--- START Passage provided ---

The following proviso was substituted for the second proviso aforesaid with effect from 1-4-1992 as per amending Notification No. 55/92-C.E. dated 31-3-1992 :-
"Provided further that nothing contained in Clause (b) of the first proviso shall apply in a case where a manufacturer who is manufacturing specified goods in a factory has availed of the exemption in pursuance of Clause (a) of the said proviso in any of the preceding financial years."

A third proviso was added to Para 4 ibid as per amending Notification No. 67/92-C.E., dated 22-5-1992 and the same read as follows :-

"Provided also that nothing contained in the preceding proviso shall apply on and from 22nd May, 1992 to the 31st day of March, 1993."

5. The Respondents in Appeal No. E/2583/93-B, who were engaged in the manufacture of excisable goods falling within the scope of Notification No. 175/86-C.E. as amended, had cleared goods without payment of Central Excise duty during the period 1-4-1992 to 21-5-1992 on the premis that they were entitled to exemption from duty under the said Notification as amended by Notification No. 55/92-C.E., as per the classification list effective from 1-4-1992 filed by them and duly approved by the jurisdictional Assistant Collector of Central Excise. They were holding no SSI registration certificate from the Directorate of Industries and the aggregate value of their clearances had exceeded Rs. 7.5 lacs in the preceeding financial years. Taking note of these facts, the Collector of Central Excise reviewed the classification list approved by the Assistant Collector, consequent whereto an appeal was filed by the Department before the Collector (Appeals) on the ground that the benefit of Notification No. 175/86-C.E. was not available to the assessee for the period 1-4-1992 to 21-5-1992 by virtue of Notification No. 55/92-C.E., dated 31-3-1992 and Notification No. 67/92-CE., dated 22-5-1992. The lower appellate authority rejected the Department's appeal after holding that Clauses (a) and (b) of the first proviso to para 4 were independent of each other by virtue of the disjunctive word "or" between the two clauses and consequently the respondents, though not eligible for the benefit of exemption in terms of Clause (a), were entitled to such benefit in terms of Clause (b) during the above period. Appeal No. E/2583/93-B was filed by the Department against this order of the Collector (Appeals).

--- END Passage provided ---
--- START Excerpted records ---

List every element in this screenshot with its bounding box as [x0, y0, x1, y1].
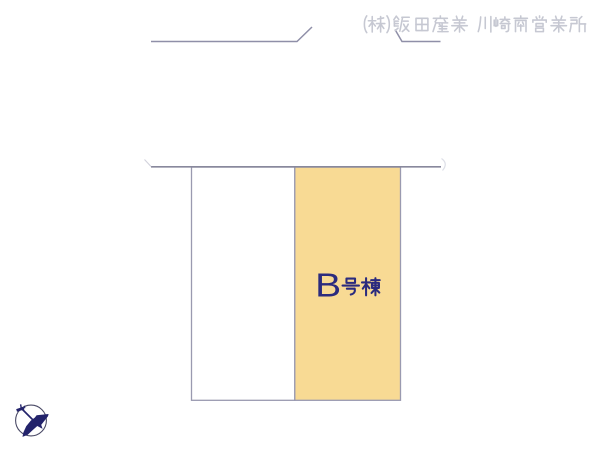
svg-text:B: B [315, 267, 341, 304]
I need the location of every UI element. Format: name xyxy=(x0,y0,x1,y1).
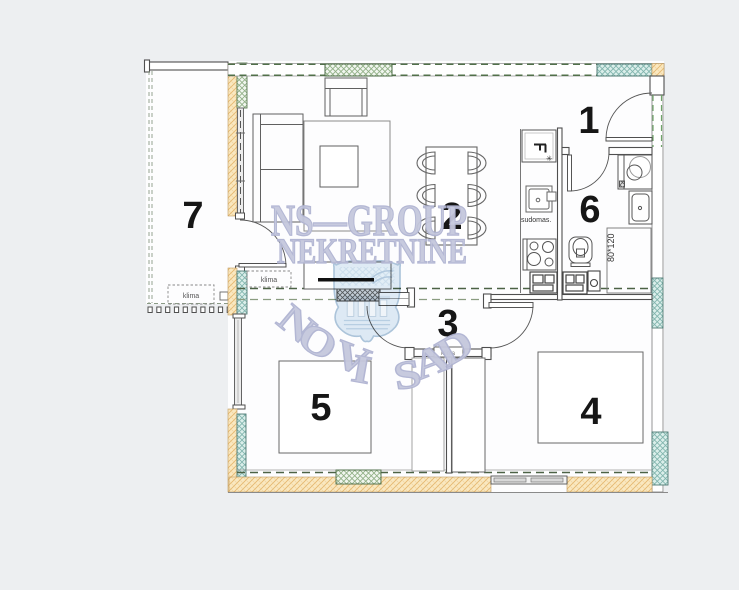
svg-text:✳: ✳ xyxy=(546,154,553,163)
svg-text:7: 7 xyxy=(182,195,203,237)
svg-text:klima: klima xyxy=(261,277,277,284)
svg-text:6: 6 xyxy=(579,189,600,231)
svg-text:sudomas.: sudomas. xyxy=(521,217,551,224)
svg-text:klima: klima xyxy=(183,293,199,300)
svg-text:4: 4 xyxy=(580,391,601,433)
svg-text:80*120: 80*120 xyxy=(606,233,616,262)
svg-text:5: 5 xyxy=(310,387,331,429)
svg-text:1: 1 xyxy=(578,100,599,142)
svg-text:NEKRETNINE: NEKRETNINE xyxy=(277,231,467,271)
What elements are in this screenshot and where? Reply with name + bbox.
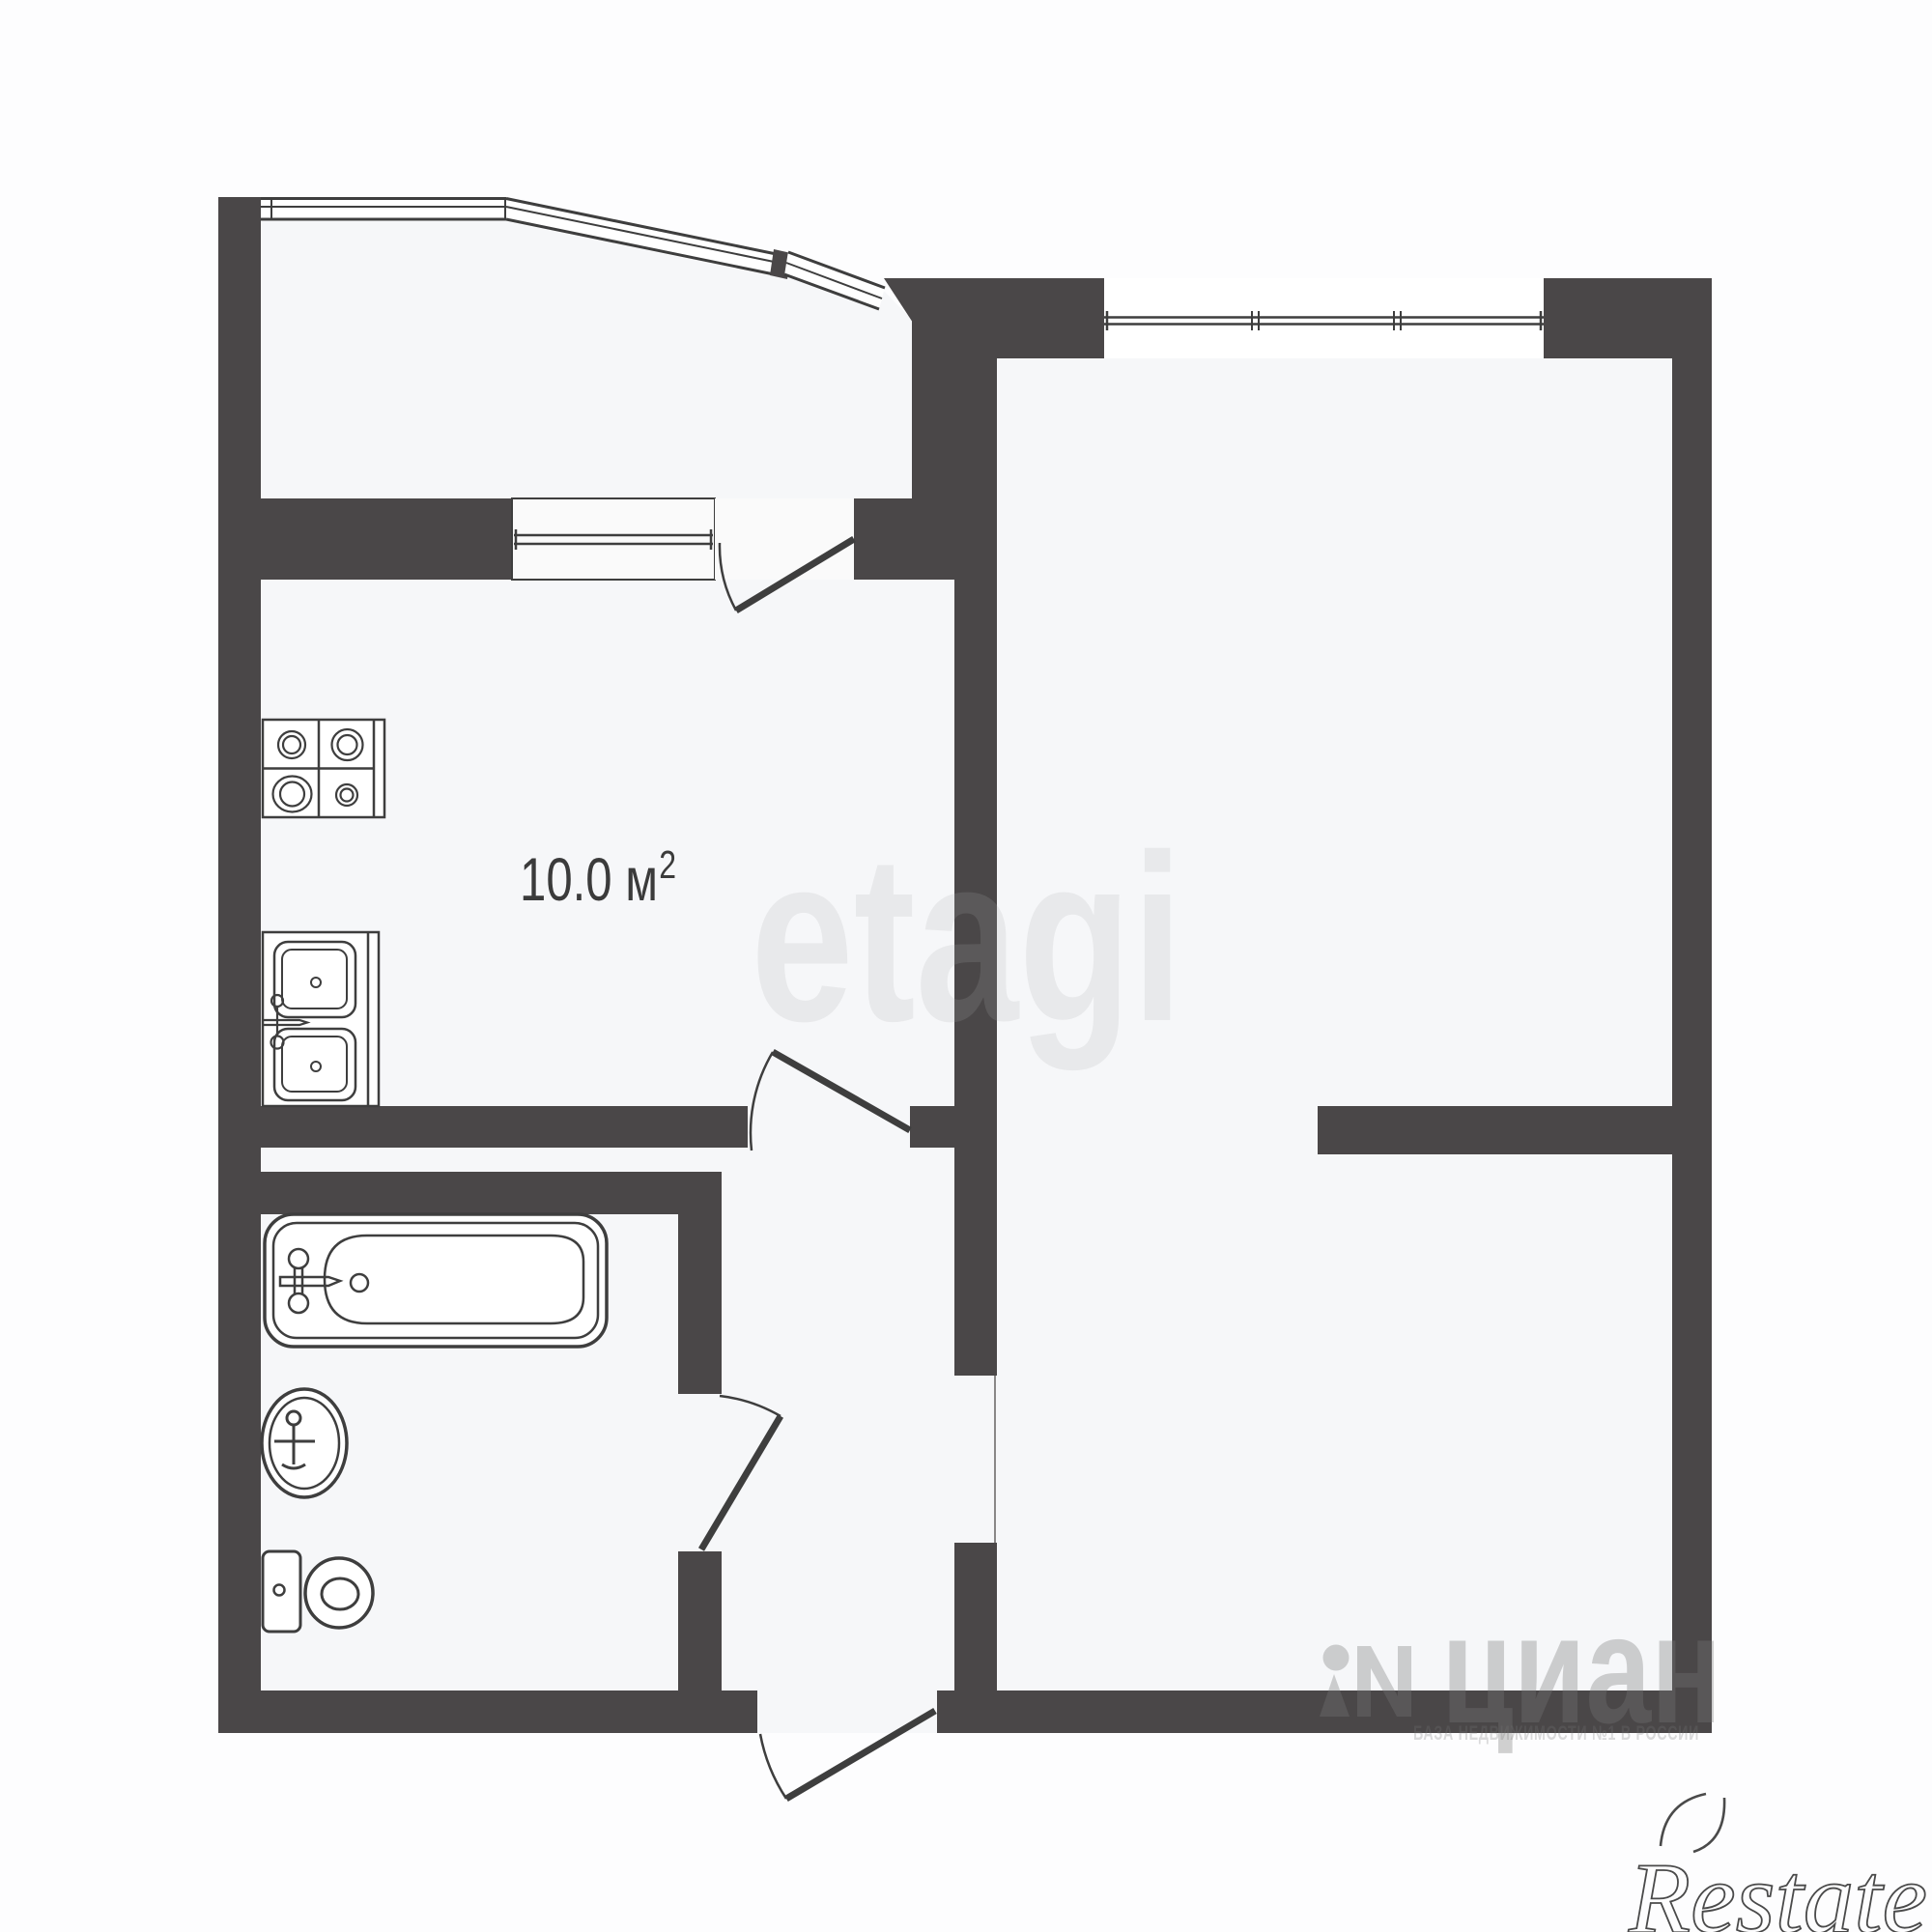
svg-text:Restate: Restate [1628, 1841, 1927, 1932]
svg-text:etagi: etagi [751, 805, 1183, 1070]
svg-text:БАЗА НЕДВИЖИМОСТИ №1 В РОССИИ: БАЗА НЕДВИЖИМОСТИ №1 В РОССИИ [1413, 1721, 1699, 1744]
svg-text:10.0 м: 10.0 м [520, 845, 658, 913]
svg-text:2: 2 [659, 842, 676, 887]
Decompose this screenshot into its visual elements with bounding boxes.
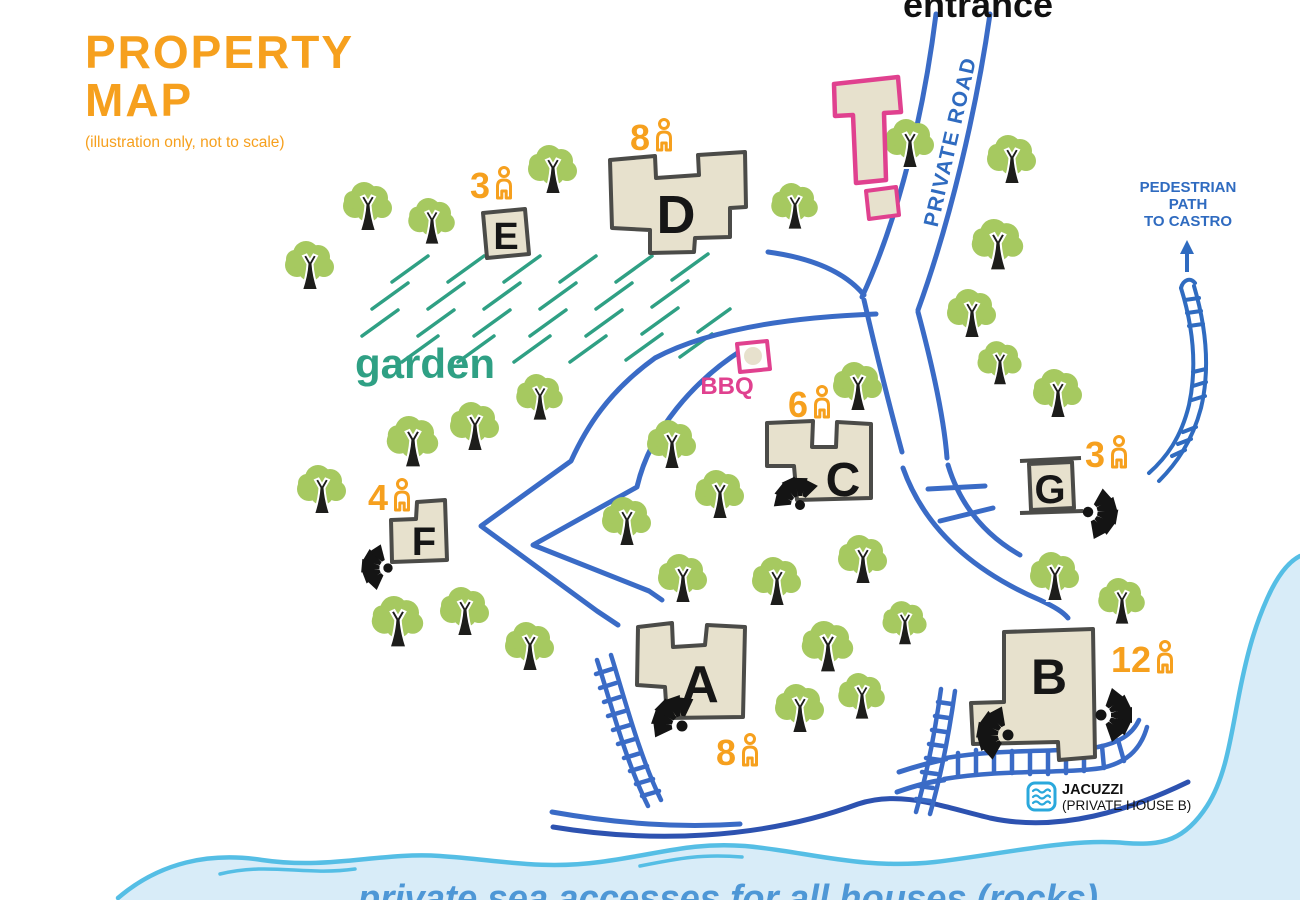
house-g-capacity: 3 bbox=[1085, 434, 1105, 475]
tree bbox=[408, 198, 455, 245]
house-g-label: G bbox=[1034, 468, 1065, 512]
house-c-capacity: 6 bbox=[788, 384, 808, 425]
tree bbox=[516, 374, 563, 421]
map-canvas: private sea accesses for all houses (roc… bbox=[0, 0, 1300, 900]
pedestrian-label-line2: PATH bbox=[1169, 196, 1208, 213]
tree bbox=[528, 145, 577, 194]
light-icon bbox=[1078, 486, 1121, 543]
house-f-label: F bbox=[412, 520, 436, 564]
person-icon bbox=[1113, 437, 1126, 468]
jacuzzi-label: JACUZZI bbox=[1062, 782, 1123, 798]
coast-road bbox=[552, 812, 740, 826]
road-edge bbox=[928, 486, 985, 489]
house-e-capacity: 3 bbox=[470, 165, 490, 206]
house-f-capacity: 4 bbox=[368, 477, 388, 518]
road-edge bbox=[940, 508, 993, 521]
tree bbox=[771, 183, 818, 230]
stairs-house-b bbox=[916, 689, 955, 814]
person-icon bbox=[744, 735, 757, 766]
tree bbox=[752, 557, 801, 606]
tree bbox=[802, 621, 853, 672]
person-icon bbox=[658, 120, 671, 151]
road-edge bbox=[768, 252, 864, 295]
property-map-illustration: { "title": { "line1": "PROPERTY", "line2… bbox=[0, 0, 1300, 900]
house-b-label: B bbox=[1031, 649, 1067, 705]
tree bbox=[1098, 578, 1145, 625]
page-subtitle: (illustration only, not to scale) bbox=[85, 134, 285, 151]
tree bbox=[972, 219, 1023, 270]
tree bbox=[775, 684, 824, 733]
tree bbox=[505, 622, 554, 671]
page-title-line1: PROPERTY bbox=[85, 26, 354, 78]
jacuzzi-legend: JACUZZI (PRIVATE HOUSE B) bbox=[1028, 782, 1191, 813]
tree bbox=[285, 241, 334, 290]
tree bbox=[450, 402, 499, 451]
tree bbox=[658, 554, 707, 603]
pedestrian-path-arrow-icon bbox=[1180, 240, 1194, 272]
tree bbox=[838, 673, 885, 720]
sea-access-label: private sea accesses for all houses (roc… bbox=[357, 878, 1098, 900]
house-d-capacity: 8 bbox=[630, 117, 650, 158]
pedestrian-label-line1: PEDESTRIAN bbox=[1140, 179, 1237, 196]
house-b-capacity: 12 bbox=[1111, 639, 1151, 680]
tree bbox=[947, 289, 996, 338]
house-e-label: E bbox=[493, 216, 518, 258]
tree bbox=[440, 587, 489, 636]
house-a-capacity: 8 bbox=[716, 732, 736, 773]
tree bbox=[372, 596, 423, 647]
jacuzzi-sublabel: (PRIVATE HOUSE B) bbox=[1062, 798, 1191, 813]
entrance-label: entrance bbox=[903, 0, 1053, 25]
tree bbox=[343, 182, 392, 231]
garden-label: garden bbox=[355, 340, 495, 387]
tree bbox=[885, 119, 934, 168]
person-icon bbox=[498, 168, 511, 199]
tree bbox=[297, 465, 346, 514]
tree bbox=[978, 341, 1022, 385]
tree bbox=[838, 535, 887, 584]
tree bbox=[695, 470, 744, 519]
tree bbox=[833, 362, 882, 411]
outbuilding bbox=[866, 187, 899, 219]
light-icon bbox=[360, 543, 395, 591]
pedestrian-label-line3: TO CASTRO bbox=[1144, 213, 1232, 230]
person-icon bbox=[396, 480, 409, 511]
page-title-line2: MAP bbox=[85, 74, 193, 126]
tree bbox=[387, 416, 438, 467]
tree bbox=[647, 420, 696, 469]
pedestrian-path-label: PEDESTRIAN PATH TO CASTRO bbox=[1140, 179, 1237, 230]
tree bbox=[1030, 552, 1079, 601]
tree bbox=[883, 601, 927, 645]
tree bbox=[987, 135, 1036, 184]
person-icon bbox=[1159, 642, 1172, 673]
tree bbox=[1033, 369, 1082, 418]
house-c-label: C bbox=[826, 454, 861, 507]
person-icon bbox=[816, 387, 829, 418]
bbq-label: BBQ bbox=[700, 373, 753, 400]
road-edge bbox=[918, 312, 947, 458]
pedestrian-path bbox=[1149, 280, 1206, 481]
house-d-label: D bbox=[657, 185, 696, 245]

--- END Excerpted records ---

> Written tasks
(A) Translate this sentence from the passage on the excise notification appeal into Spanish: "They were holding no SSI registration certificate from the Directorate of Industries and the aggregate value of their clearances had exceeded Rs. 7.5 lacs in the preceeding financial years."
(B) In the entries, copy word for word the lines from the line with "svg-text:B: B [315, 267, 341, 304]" to the line with "What elements are", including both ends, and leave out the pictures.

> Results in order
(A) No poseían ningún certificado de registro SSI de la Dirección de Industrias y el valor total de sus despachos había superado las Rs. 7,5 lacs en los ejercicios financieros anteriores.

(B)
svg-text:B: B [315, 267, 341, 304]
I need the location of every UI element. Format: name xyxy=(x0,y0,x1,y1).
svg-text:✳: ✳ xyxy=(546,154,553,163)
svg-text:7: 7 xyxy=(182,195,203,237)
svg-text:klima: klima xyxy=(261,277,277,284)
svg-text:6: 6 xyxy=(579,189,600,231)
svg-text:sudomas.: sudomas. xyxy=(521,217,551,224)
svg-text:klima: klima xyxy=(183,293,199,300)
svg-text:4: 4 xyxy=(580,391,601,433)
svg-text:80*120: 80*120 xyxy=(606,233,616,262)
svg-text:5: 5 xyxy=(310,387,331,429)
svg-text:1: 1 xyxy=(578,100,599,142)
svg-text:NEKRETNINE: NEKRETNINE xyxy=(277,231,467,271)
What elements are in this screenshot and where? Reply with name + bbox.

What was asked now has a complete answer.